Work to complete: Report how many lines contain the word "this"; answer with the number only.

Excerpt from a dataset
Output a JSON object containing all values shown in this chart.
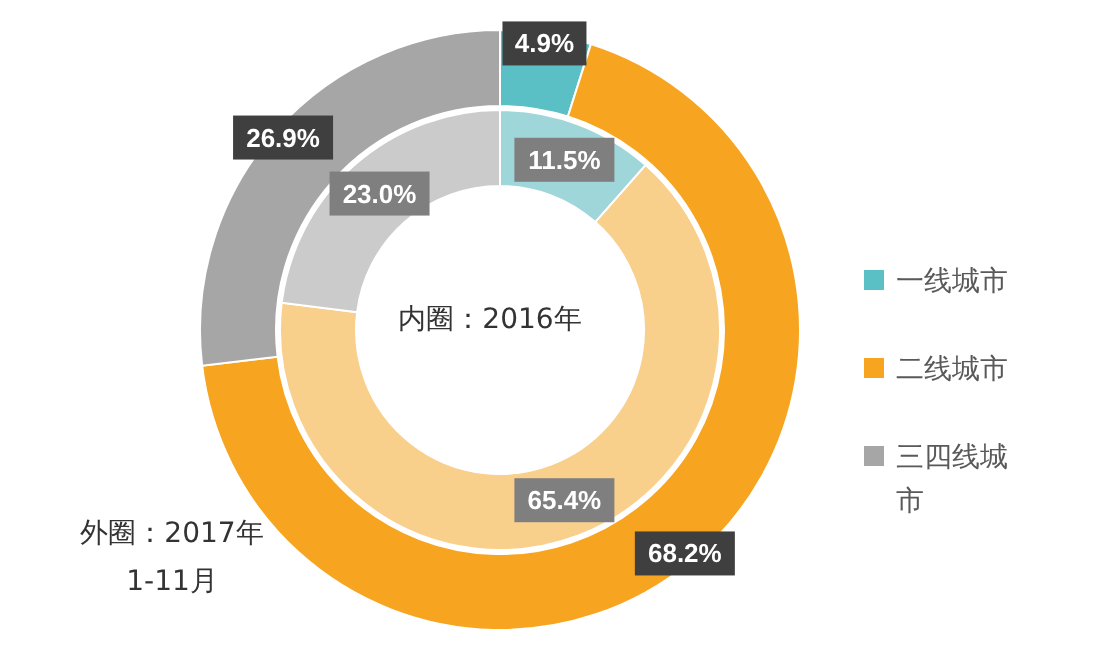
{
  "chart_data": {
    "type": "donut",
    "categories": [
      "一线城市",
      "二线城市",
      "三四线城市"
    ],
    "series": [
      {
        "values": [
          4.9,
          68.2,
          26.9
        ],
        "colors": [
          "#5bbfc6",
          "#f7a520",
          "#a6a6a6"
        ],
        "value_labels": [
          "4.9%",
          "68.2%",
          "26.9%"
        ]
      },
      {
        "values": [
          11.5,
          65.4,
          23.0
        ],
        "colors": [
          "#9ed6da",
          "#f9cf8c",
          "#cbcbcb"
        ],
        "value_labels": [
          "11.5%",
          "65.4%",
          "23.0%"
        ]
      }
    ],
    "data_labels": true,
    "legend": "right",
    "annotations": [
      "内圈：2016年",
      "外圈：2017年1-11月"
    ]
  }
}
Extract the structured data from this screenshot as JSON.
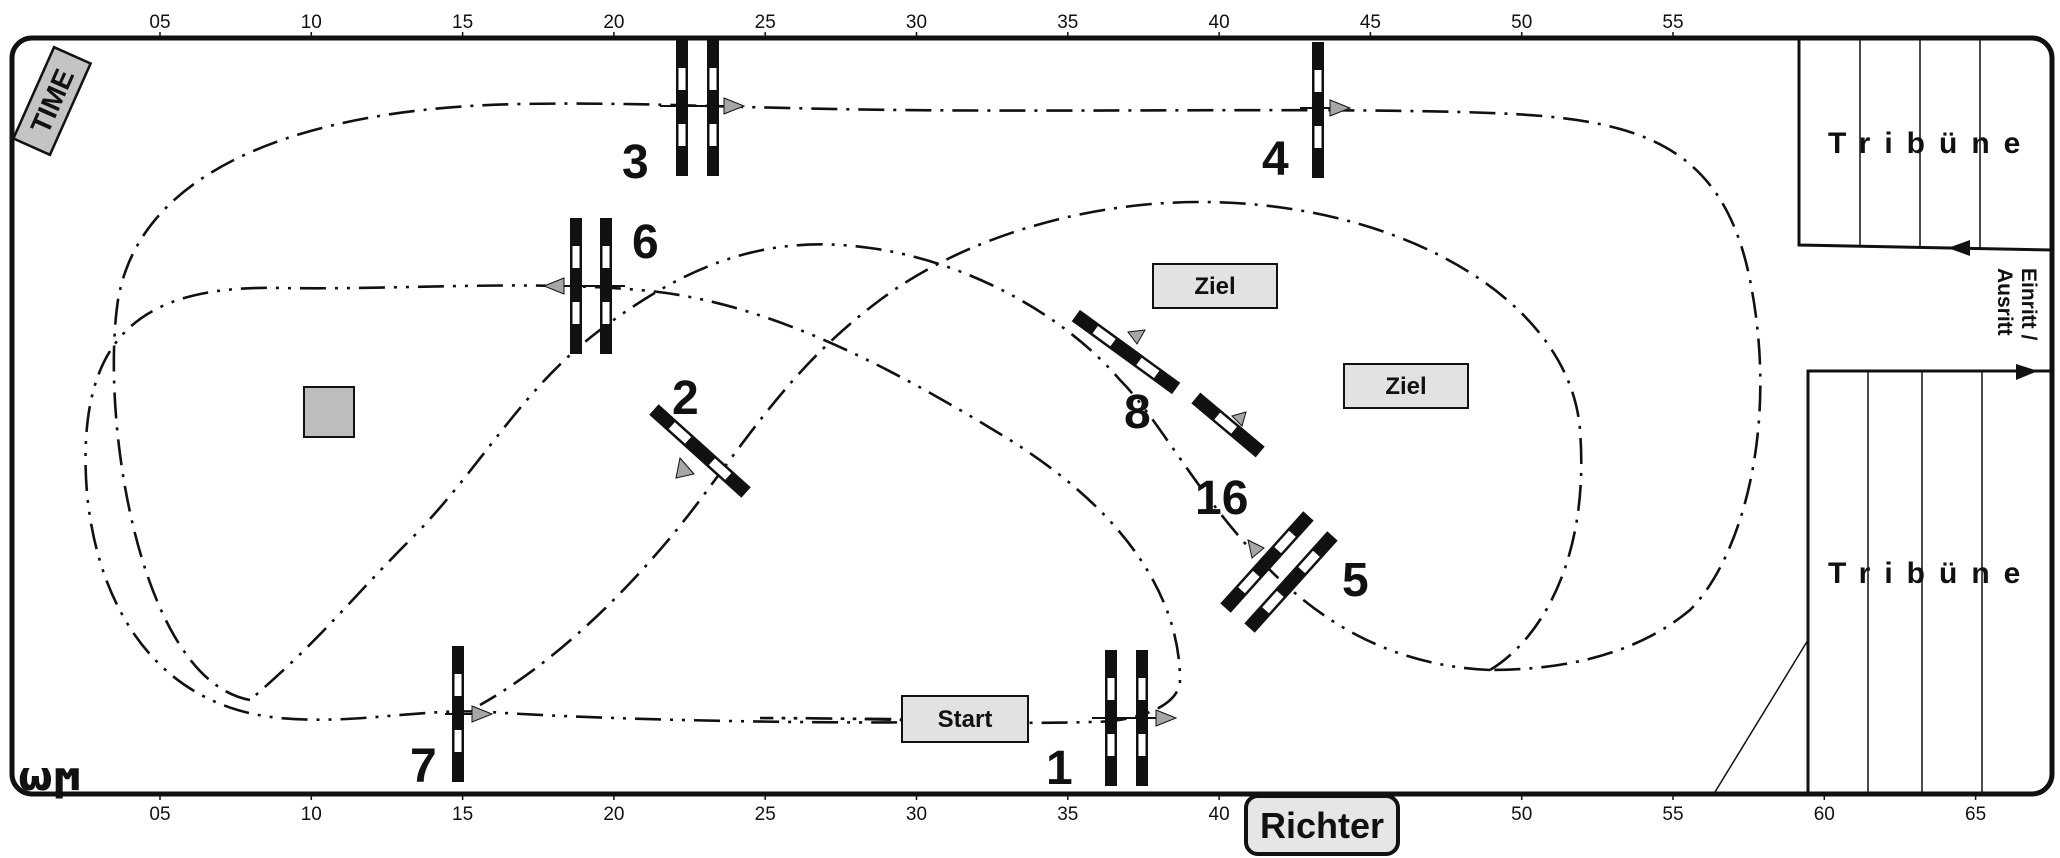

Task output: 2